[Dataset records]
▽
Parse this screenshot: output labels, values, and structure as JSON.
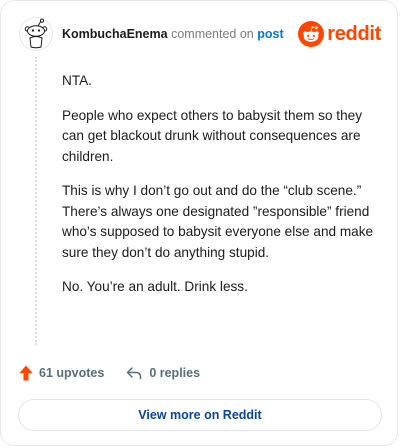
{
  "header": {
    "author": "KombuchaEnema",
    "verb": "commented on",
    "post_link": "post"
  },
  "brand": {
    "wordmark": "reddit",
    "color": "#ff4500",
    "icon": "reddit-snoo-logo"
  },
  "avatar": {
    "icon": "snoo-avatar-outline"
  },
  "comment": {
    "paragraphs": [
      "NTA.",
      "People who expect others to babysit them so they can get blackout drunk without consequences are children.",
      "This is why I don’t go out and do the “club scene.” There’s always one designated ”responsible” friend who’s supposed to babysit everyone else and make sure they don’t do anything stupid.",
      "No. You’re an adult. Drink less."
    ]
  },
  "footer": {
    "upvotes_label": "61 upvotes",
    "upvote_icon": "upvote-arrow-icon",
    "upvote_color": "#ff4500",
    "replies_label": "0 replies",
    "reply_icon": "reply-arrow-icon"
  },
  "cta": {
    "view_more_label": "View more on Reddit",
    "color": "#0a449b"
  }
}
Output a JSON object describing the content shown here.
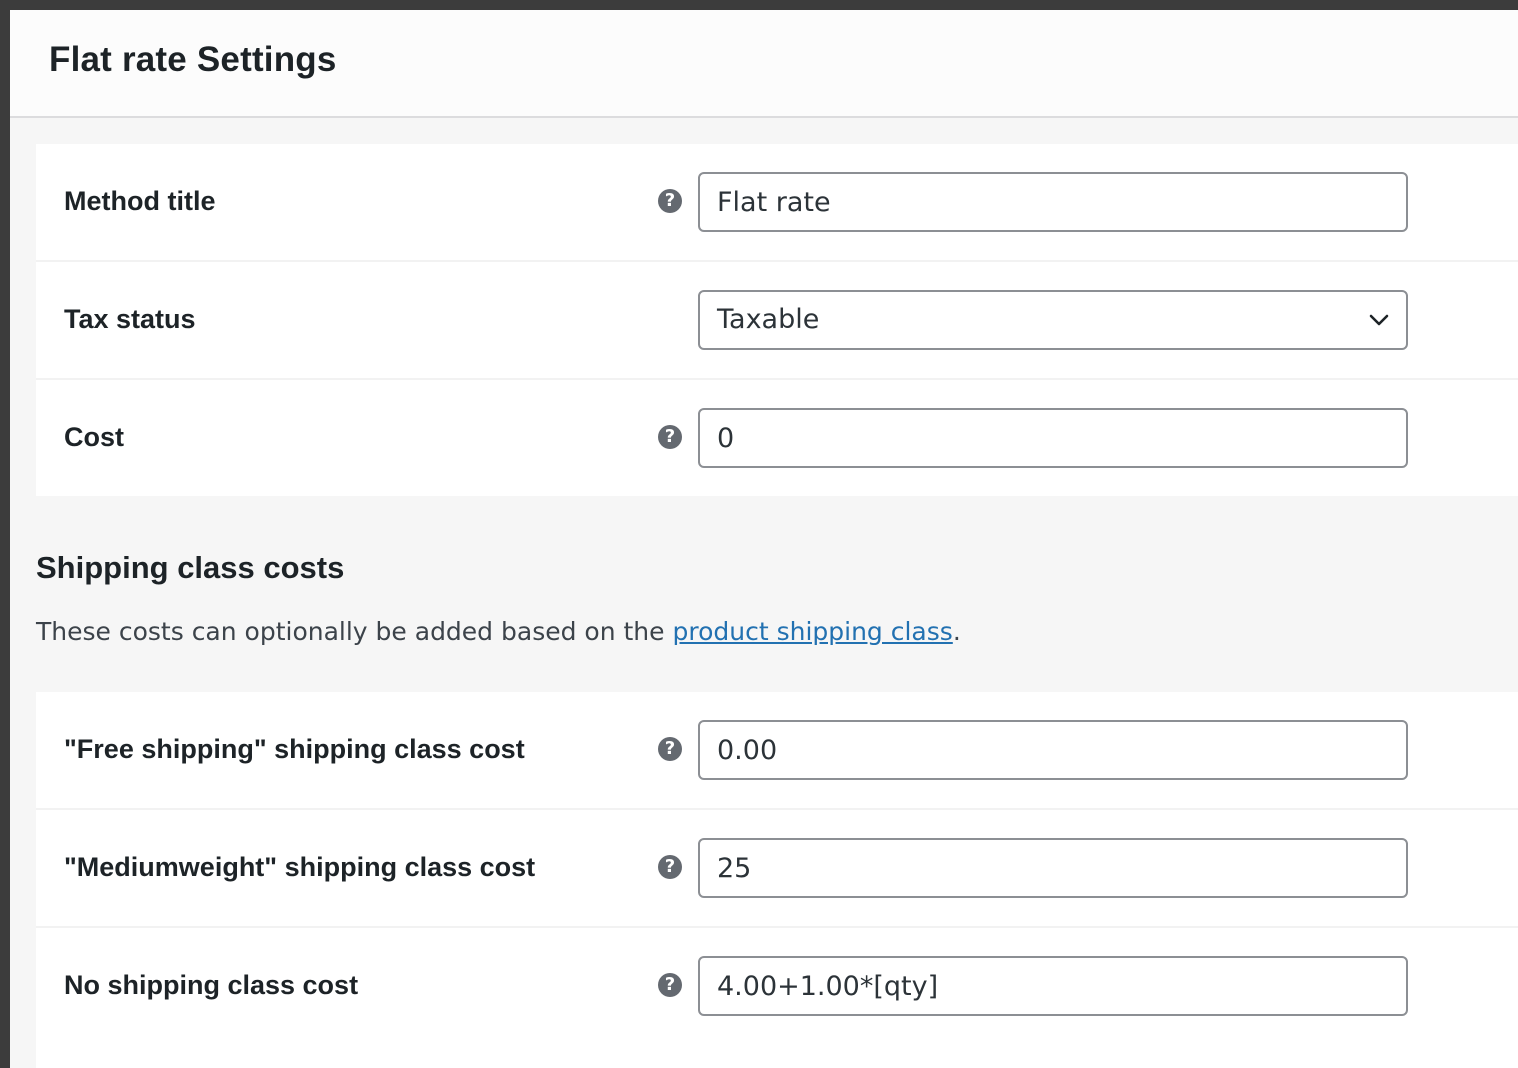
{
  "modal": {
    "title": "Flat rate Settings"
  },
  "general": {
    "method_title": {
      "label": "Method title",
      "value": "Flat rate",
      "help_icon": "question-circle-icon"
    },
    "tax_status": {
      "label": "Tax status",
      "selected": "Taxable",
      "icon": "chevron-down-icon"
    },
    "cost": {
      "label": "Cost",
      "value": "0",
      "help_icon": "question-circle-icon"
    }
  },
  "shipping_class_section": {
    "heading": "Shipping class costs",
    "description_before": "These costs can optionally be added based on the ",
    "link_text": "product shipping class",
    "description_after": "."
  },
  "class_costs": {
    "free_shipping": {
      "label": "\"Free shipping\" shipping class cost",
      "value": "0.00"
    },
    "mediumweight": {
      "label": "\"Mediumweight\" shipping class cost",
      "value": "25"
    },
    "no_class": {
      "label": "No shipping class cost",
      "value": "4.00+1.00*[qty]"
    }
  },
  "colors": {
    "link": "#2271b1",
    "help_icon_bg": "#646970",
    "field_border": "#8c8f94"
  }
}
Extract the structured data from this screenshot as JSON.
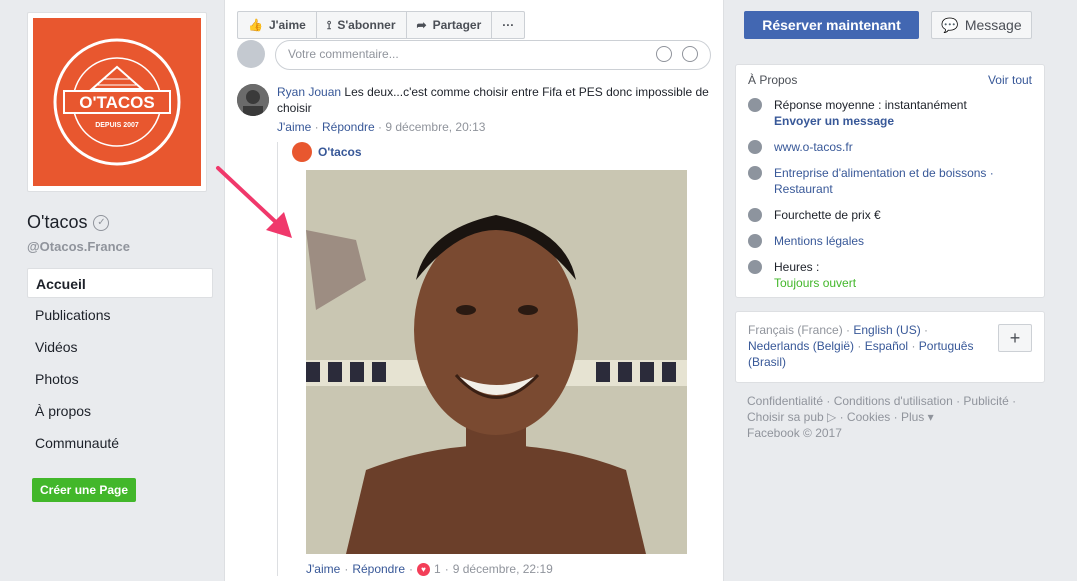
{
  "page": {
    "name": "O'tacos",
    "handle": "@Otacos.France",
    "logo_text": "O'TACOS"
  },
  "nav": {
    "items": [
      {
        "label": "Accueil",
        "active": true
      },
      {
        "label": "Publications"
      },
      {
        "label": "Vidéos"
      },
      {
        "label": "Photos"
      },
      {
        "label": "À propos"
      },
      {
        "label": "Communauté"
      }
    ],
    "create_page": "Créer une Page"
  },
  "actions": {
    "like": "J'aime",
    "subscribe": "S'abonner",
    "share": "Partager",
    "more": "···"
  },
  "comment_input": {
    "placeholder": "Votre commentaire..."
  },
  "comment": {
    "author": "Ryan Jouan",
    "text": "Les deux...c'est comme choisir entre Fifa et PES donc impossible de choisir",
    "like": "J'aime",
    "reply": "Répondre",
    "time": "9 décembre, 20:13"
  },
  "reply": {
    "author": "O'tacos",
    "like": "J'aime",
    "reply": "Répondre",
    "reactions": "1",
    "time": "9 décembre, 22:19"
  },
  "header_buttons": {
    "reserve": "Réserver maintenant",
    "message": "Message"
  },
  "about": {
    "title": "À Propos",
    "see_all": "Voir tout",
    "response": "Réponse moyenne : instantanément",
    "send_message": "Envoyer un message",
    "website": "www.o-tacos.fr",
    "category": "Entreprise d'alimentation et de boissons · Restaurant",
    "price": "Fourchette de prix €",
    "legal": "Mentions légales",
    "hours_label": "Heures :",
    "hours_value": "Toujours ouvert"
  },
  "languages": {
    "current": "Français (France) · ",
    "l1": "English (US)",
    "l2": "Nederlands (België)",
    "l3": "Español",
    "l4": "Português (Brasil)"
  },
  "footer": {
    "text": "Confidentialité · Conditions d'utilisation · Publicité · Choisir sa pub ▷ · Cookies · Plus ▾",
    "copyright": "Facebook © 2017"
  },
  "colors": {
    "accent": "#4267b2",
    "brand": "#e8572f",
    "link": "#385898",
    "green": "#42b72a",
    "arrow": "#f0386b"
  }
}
△
Every entry above needs to be retyped exactly; drop the pictures.

Parse this screenshot: output labels, values, and structure as JSON.
{
  "header": {
    "author": "KombuchaEnema",
    "verb": "commented on",
    "post_link": "post"
  },
  "brand": {
    "wordmark": "reddit",
    "color": "#ff4500",
    "icon": "reddit-snoo-logo"
  },
  "avatar": {
    "icon": "snoo-avatar-outline"
  },
  "comment": {
    "paragraphs": [
      "NTA.",
      "People who expect others to babysit them so they can get blackout drunk without consequences are children.",
      "This is why I don’t go out and do the “club scene.” There’s always one designated ”responsible” friend who’s supposed to babysit everyone else and make sure they don’t do anything stupid.",
      "No. You’re an adult. Drink less."
    ]
  },
  "footer": {
    "upvotes_label": "61 upvotes",
    "upvote_icon": "upvote-arrow-icon",
    "upvote_color": "#ff4500",
    "replies_label": "0 replies",
    "reply_icon": "reply-arrow-icon"
  },
  "cta": {
    "view_more_label": "View more on Reddit",
    "color": "#0a449b"
  }
}
Output a JSON object describing the content shown here.
{
  "modal": {
    "title": "Flat rate Settings"
  },
  "general": {
    "method_title": {
      "label": "Method title",
      "value": "Flat rate",
      "help_icon": "question-circle-icon"
    },
    "tax_status": {
      "label": "Tax status",
      "selected": "Taxable",
      "icon": "chevron-down-icon"
    },
    "cost": {
      "label": "Cost",
      "value": "0",
      "help_icon": "question-circle-icon"
    }
  },
  "shipping_class_section": {
    "heading": "Shipping class costs",
    "description_before": "These costs can optionally be added based on the ",
    "link_text": "product shipping class",
    "description_after": "."
  },
  "class_costs": {
    "free_shipping": {
      "label": "\"Free shipping\" shipping class cost",
      "value": "0.00"
    },
    "mediumweight": {
      "label": "\"Mediumweight\" shipping class cost",
      "value": "25"
    },
    "no_class": {
      "label": "No shipping class cost",
      "value": "4.00+1.00*[qty]"
    }
  },
  "colors": {
    "link": "#2271b1",
    "help_icon_bg": "#646970",
    "field_border": "#8c8f94"
  }
}
Extract the structured data from this screenshot as JSON.
{
  "page": {
    "name": "O'tacos",
    "handle": "@Otacos.France",
    "logo_text": "O'TACOS"
  },
  "nav": {
    "items": [
      {
        "label": "Accueil",
        "active": true
      },
      {
        "label": "Publications"
      },
      {
        "label": "Vidéos"
      },
      {
        "label": "Photos"
      },
      {
        "label": "À propos"
      },
      {
        "label": "Communauté"
      }
    ],
    "create_page": "Créer une Page"
  },
  "actions": {
    "like": "J'aime",
    "subscribe": "S'abonner",
    "share": "Partager",
    "more": "···"
  },
  "comment_input": {
    "placeholder": "Votre commentaire..."
  },
  "comment": {
    "author": "Ryan Jouan",
    "text": "Les deux...c'est comme choisir entre Fifa et PES donc impossible de choisir",
    "like": "J'aime",
    "reply": "Répondre",
    "time": "9 décembre, 20:13"
  },
  "reply": {
    "author": "O'tacos",
    "like": "J'aime",
    "reply": "Répondre",
    "reactions": "1",
    "time": "9 décembre, 22:19"
  },
  "header_buttons": {
    "reserve": "Réserver maintenant",
    "message": "Message"
  },
  "about": {
    "title": "À Propos",
    "see_all": "Voir tout",
    "response": "Réponse moyenne : instantanément",
    "send_message": "Envoyer un message",
    "website": "www.o-tacos.fr",
    "category": "Entreprise d'alimentation et de boissons · Restaurant",
    "price": "Fourchette de prix €",
    "legal": "Mentions légales",
    "hours_label": "Heures :",
    "hours_value": "Toujours ouvert"
  },
  "languages": {
    "current": "Français (France) · ",
    "l1": "English (US)",
    "l2": "Nederlands (België)",
    "l3": "Español",
    "l4": "Português (Brasil)"
  },
  "footer": {
    "text": "Confidentialité · Conditions d'utilisation · Publicité · Choisir sa pub ▷ · Cookies · Plus ▾",
    "copyright": "Facebook © 2017"
  },
  "colors": {
    "accent": "#4267b2",
    "brand": "#e8572f",
    "link": "#385898",
    "green": "#42b72a",
    "arrow": "#f0386b"
  }
}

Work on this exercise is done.